Below are the records; locate each line with the word "Comp" and copy it.

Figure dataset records
-- Begin --
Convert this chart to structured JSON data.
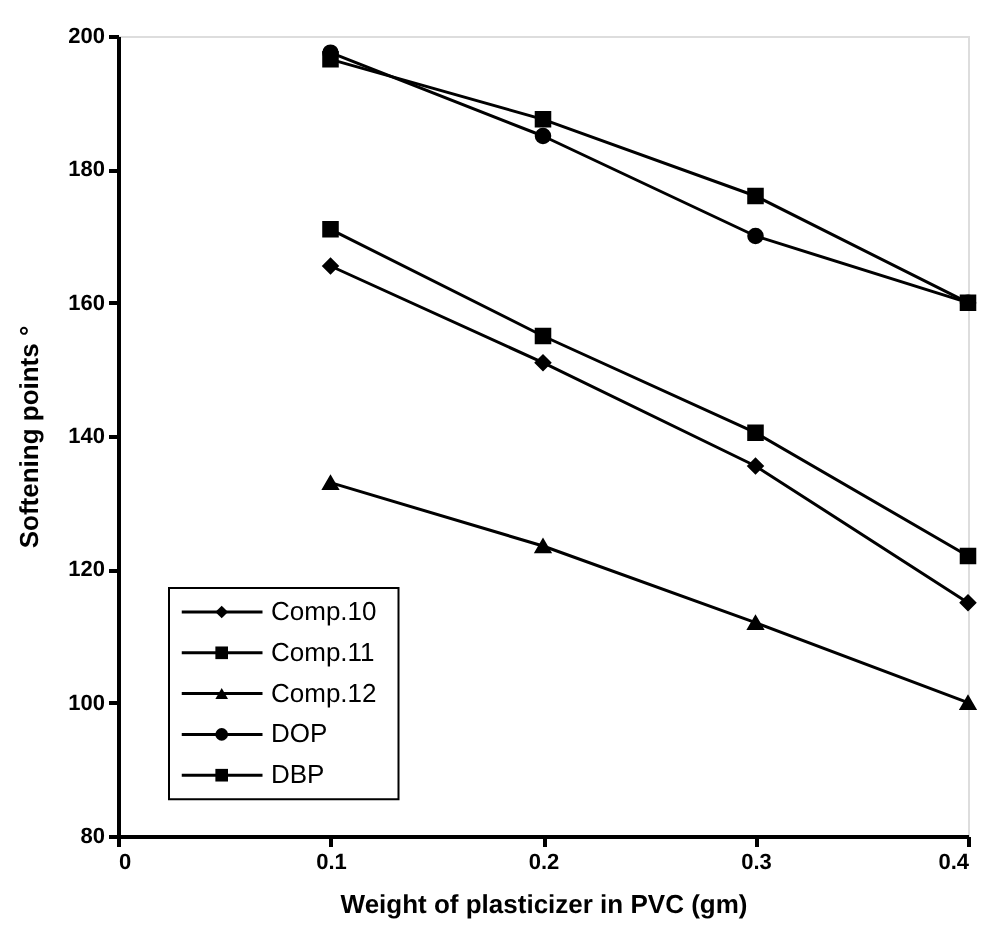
{
  "chart_data": {
    "type": "line",
    "xlabel": "Weight of plasticizer in PVC (gm)",
    "ylabel": "Softening points °",
    "x": [
      0.1,
      0.2,
      0.3,
      0.4
    ],
    "series": [
      {
        "name": "Comp.10",
        "color": "#000000",
        "marker": "diamond",
        "values": [
          165.5,
          151,
          135.5,
          115
        ]
      },
      {
        "name": "Comp.11",
        "color": "#000000",
        "marker": "square",
        "values": [
          171,
          155,
          140.5,
          122
        ]
      },
      {
        "name": "Comp.12",
        "color": "#000000",
        "marker": "triangle",
        "values": [
          133,
          123.5,
          112,
          100
        ]
      },
      {
        "name": "DOP",
        "color": "#000000",
        "marker": "circle",
        "values": [
          197.5,
          185,
          170,
          160
        ]
      },
      {
        "name": "DBP",
        "color": "#000000",
        "marker": "square",
        "values": [
          196.5,
          187.5,
          176,
          160
        ]
      }
    ],
    "xlim": [
      0,
      0.4
    ],
    "xticks": [
      0,
      0.1,
      0.2,
      0.3,
      0.4
    ],
    "ylim": [
      80,
      200
    ],
    "yticks": [
      80,
      100,
      120,
      140,
      160,
      180,
      200
    ],
    "grid": false,
    "legend": "bottom left",
    "line_style": "solid"
  }
}
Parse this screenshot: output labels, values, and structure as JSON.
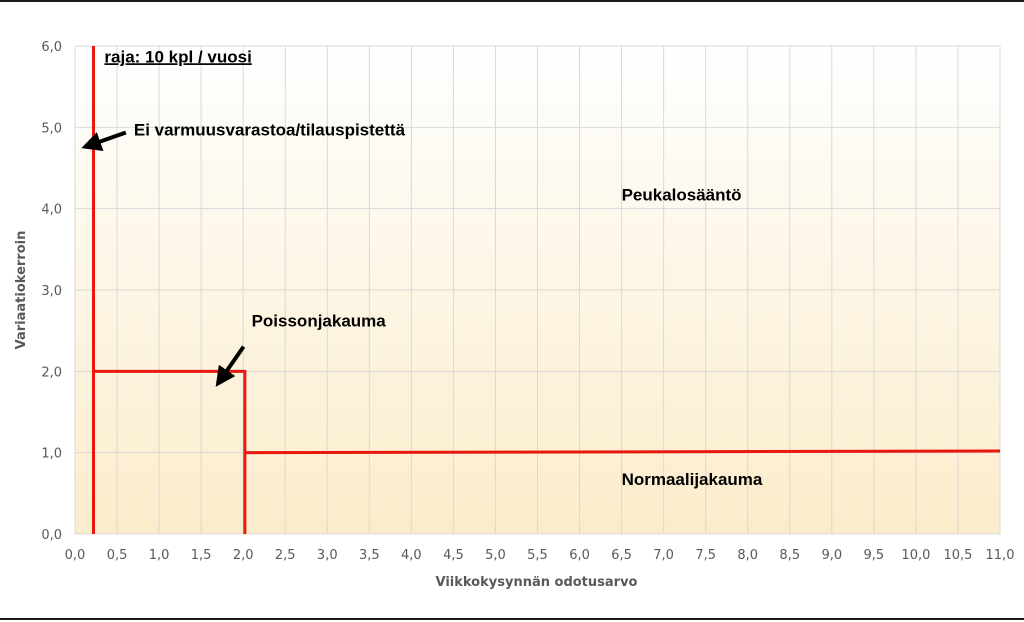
{
  "chart_data": {
    "type": "line",
    "title": "",
    "xlabel": "Viikkokysynnän odotusarvo",
    "ylabel": "Variaatiokerroin",
    "xlim": [
      0,
      11
    ],
    "ylim": [
      0,
      6
    ],
    "xticks": [
      "0,0",
      "0,5",
      "1,0",
      "1,5",
      "2,0",
      "2,5",
      "3,0",
      "3,5",
      "4,0",
      "4,5",
      "5,0",
      "5,5",
      "6,0",
      "6,5",
      "7,0",
      "7,5",
      "8,0",
      "8,5",
      "9,0",
      "9,5",
      "10,0",
      "10,5",
      "11,0"
    ],
    "yticks": [
      "0,0",
      "1,0",
      "2,0",
      "3,0",
      "4,0",
      "5,0",
      "6,0"
    ],
    "grid": true,
    "series": [
      {
        "x": [
          0.22,
          0.22
        ],
        "y": [
          0,
          6
        ]
      },
      {
        "x": [
          0.22,
          2.02,
          2.02
        ],
        "y": [
          2.0,
          2.0,
          0
        ]
      },
      {
        "x": [
          2.02,
          11.0
        ],
        "y": [
          1.0,
          1.02
        ]
      }
    ],
    "line_color": "#e8180f",
    "background_gradient": [
      "#fdf6ea",
      "#fbeccb"
    ],
    "annotations": [
      {
        "text": "raja: 10 kpl / vuosi",
        "x": 0.35,
        "y": 5.8,
        "underline": true
      },
      {
        "text": "Ei varmuusvarastoa/tilauspistettä",
        "x": 0.7,
        "y": 4.9,
        "arrow_to": [
          0.12,
          4.76
        ]
      },
      {
        "text": "Peukalosääntö",
        "x": 6.5,
        "y": 4.1
      },
      {
        "text": "Poissonjakauma",
        "x": 2.1,
        "y": 2.55,
        "arrow_to": [
          1.7,
          1.85
        ]
      },
      {
        "text": "Normaalijakauma",
        "x": 6.5,
        "y": 0.6
      }
    ]
  }
}
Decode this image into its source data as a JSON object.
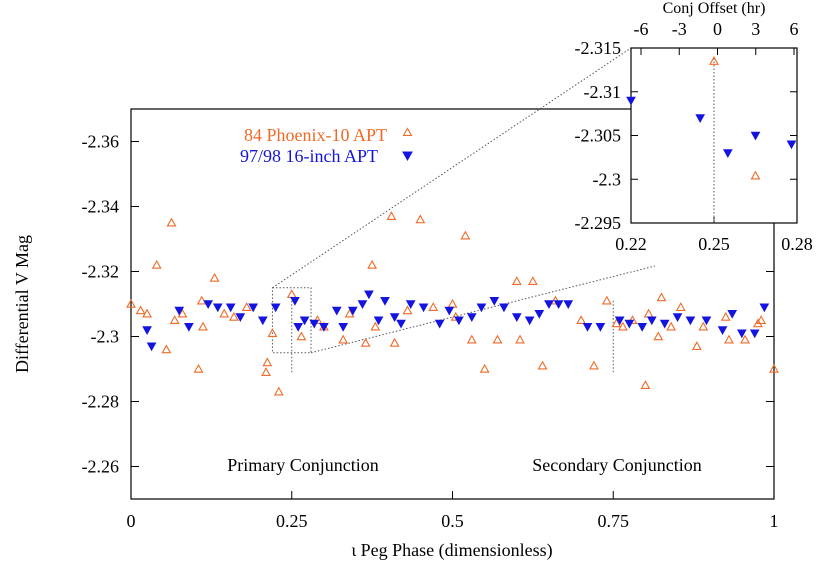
{
  "chart_data": [
    {
      "type": "scatter",
      "title": "",
      "xlabel": "ι Peg Phase (dimensionless)",
      "ylabel": "Differential V Mag",
      "xlim": [
        0,
        1
      ],
      "ylim": [
        -2.25,
        -2.37
      ],
      "y_axis_inverted": true,
      "xticks": [
        0,
        0.25,
        0.5,
        0.75,
        1
      ],
      "xtick_labels": [
        "0",
        "0.25",
        "0.5",
        "0.75",
        "1"
      ],
      "yticks": [
        -2.26,
        -2.28,
        -2.3,
        -2.32,
        -2.34,
        -2.36
      ],
      "ytick_labels": [
        "-2.26",
        "-2.28",
        "-2.3",
        "-2.32",
        "-2.34",
        "-2.36"
      ],
      "grid": false,
      "legend_position": "top-left",
      "annotations": [
        {
          "text": "Primary Conjunction",
          "x": 0.27
        },
        {
          "text": "Secondary Conjunction",
          "x": 0.75
        }
      ],
      "conjunction_markers": [
        0.25,
        0.75
      ],
      "zoom_box": {
        "x": [
          0.22,
          0.28
        ],
        "y": [
          -2.295,
          -2.315
        ]
      },
      "series": [
        {
          "name": "84 Phoenix-10 APT",
          "marker": "open-triangle-up",
          "color": "#f06a28",
          "points": [
            [
              0.0,
              -2.31
            ],
            [
              0.015,
              -2.308
            ],
            [
              0.025,
              -2.307
            ],
            [
              0.04,
              -2.322
            ],
            [
              0.055,
              -2.296
            ],
            [
              0.063,
              -2.335
            ],
            [
              0.068,
              -2.305
            ],
            [
              0.08,
              -2.307
            ],
            [
              0.105,
              -2.29
            ],
            [
              0.11,
              -2.311
            ],
            [
              0.112,
              -2.303
            ],
            [
              0.13,
              -2.318
            ],
            [
              0.145,
              -2.307
            ],
            [
              0.16,
              -2.306
            ],
            [
              0.18,
              -2.309
            ],
            [
              0.21,
              -2.289
            ],
            [
              0.212,
              -2.292
            ],
            [
              0.22,
              -2.301
            ],
            [
              0.23,
              -2.283
            ],
            [
              0.25,
              -2.313
            ],
            [
              0.265,
              -2.3
            ],
            [
              0.29,
              -2.305
            ],
            [
              0.3,
              -2.303
            ],
            [
              0.33,
              -2.299
            ],
            [
              0.34,
              -2.307
            ],
            [
              0.365,
              -2.298
            ],
            [
              0.375,
              -2.322
            ],
            [
              0.38,
              -2.303
            ],
            [
              0.405,
              -2.337
            ],
            [
              0.41,
              -2.298
            ],
            [
              0.43,
              -2.308
            ],
            [
              0.45,
              -2.336
            ],
            [
              0.47,
              -2.309
            ],
            [
              0.5,
              -2.31
            ],
            [
              0.505,
              -2.306
            ],
            [
              0.52,
              -2.331
            ],
            [
              0.53,
              -2.299
            ],
            [
              0.55,
              -2.29
            ],
            [
              0.57,
              -2.299
            ],
            [
              0.6,
              -2.317
            ],
            [
              0.605,
              -2.299
            ],
            [
              0.625,
              -2.317
            ],
            [
              0.64,
              -2.291
            ],
            [
              0.66,
              -2.311
            ],
            [
              0.7,
              -2.305
            ],
            [
              0.72,
              -2.291
            ],
            [
              0.74,
              -2.311
            ],
            [
              0.755,
              -2.304
            ],
            [
              0.765,
              -2.303
            ],
            [
              0.78,
              -2.305
            ],
            [
              0.8,
              -2.285
            ],
            [
              0.805,
              -2.307
            ],
            [
              0.82,
              -2.3
            ],
            [
              0.825,
              -2.312
            ],
            [
              0.84,
              -2.303
            ],
            [
              0.855,
              -2.309
            ],
            [
              0.88,
              -2.297
            ],
            [
              0.89,
              -2.303
            ],
            [
              0.925,
              -2.306
            ],
            [
              0.93,
              -2.299
            ],
            [
              0.955,
              -2.299
            ],
            [
              0.975,
              -2.304
            ],
            [
              0.98,
              -2.305
            ],
            [
              1.0,
              -2.29
            ]
          ]
        },
        {
          "name": "97/98 16-inch APT",
          "marker": "filled-triangle-down",
          "color": "#1414e0",
          "points": [
            [
              0.025,
              -2.302
            ],
            [
              0.032,
              -2.297
            ],
            [
              0.075,
              -2.308
            ],
            [
              0.09,
              -2.303
            ],
            [
              0.12,
              -2.31
            ],
            [
              0.135,
              -2.309
            ],
            [
              0.155,
              -2.309
            ],
            [
              0.17,
              -2.306
            ],
            [
              0.19,
              -2.309
            ],
            [
              0.205,
              -2.305
            ],
            [
              0.225,
              -2.309
            ],
            [
              0.255,
              -2.311
            ],
            [
              0.26,
              -2.303
            ],
            [
              0.27,
              -2.305
            ],
            [
              0.285,
              -2.304
            ],
            [
              0.3,
              -2.303
            ],
            [
              0.32,
              -2.308
            ],
            [
              0.33,
              -2.303
            ],
            [
              0.345,
              -2.308
            ],
            [
              0.36,
              -2.31
            ],
            [
              0.37,
              -2.313
            ],
            [
              0.385,
              -2.305
            ],
            [
              0.395,
              -2.311
            ],
            [
              0.41,
              -2.306
            ],
            [
              0.42,
              -2.304
            ],
            [
              0.435,
              -2.31
            ],
            [
              0.455,
              -2.309
            ],
            [
              0.48,
              -2.304
            ],
            [
              0.495,
              -2.308
            ],
            [
              0.51,
              -2.305
            ],
            [
              0.53,
              -2.306
            ],
            [
              0.545,
              -2.309
            ],
            [
              0.565,
              -2.311
            ],
            [
              0.58,
              -2.309
            ],
            [
              0.6,
              -2.306
            ],
            [
              0.62,
              -2.305
            ],
            [
              0.635,
              -2.307
            ],
            [
              0.65,
              -2.31
            ],
            [
              0.665,
              -2.31
            ],
            [
              0.68,
              -2.31
            ],
            [
              0.71,
              -2.303
            ],
            [
              0.73,
              -2.303
            ],
            [
              0.76,
              -2.305
            ],
            [
              0.775,
              -2.304
            ],
            [
              0.795,
              -2.303
            ],
            [
              0.81,
              -2.305
            ],
            [
              0.83,
              -2.304
            ],
            [
              0.85,
              -2.306
            ],
            [
              0.87,
              -2.305
            ],
            [
              0.895,
              -2.305
            ],
            [
              0.92,
              -2.302
            ],
            [
              0.935,
              -2.307
            ],
            [
              0.95,
              -2.301
            ],
            [
              0.97,
              -2.301
            ],
            [
              0.985,
              -2.309
            ]
          ]
        }
      ]
    },
    {
      "type": "scatter",
      "title": "",
      "xlabel": "",
      "top_axis_label": "Conj Offset (hr)",
      "xlim": [
        0.22,
        0.28
      ],
      "ylim": [
        -2.295,
        -2.315
      ],
      "y_axis_inverted": true,
      "xticks": [
        0.22,
        0.25,
        0.28
      ],
      "xtick_labels": [
        "0.22",
        "0.25",
        "0.28"
      ],
      "yticks": [
        -2.295,
        -2.3,
        -2.305,
        -2.31,
        -2.315
      ],
      "ytick_labels": [
        "-2.295",
        "-2.3",
        "-2.305",
        "-2.31",
        "-2.315"
      ],
      "top_ticks": [
        -6,
        -3,
        0,
        3,
        6
      ],
      "top_tick_labels": [
        "-6",
        "-3",
        "0",
        "3",
        "6"
      ],
      "center_line_x": 0.25,
      "series": [
        {
          "marker": "open-triangle-up",
          "color": "#f06a28",
          "points": [
            [
              0.25,
              -2.3135
            ],
            [
              0.265,
              -2.3004
            ]
          ]
        },
        {
          "marker": "filled-triangle-down",
          "color": "#1414e0",
          "points": [
            [
              0.22,
              -2.309
            ],
            [
              0.245,
              -2.307
            ],
            [
              0.255,
              -2.303
            ],
            [
              0.265,
              -2.305
            ],
            [
              0.278,
              -2.304
            ]
          ]
        }
      ]
    }
  ]
}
-- End --
**Response to the task**
        "name": "Comp.10",
        "name": "Comp.11",
        "name": "Comp.12",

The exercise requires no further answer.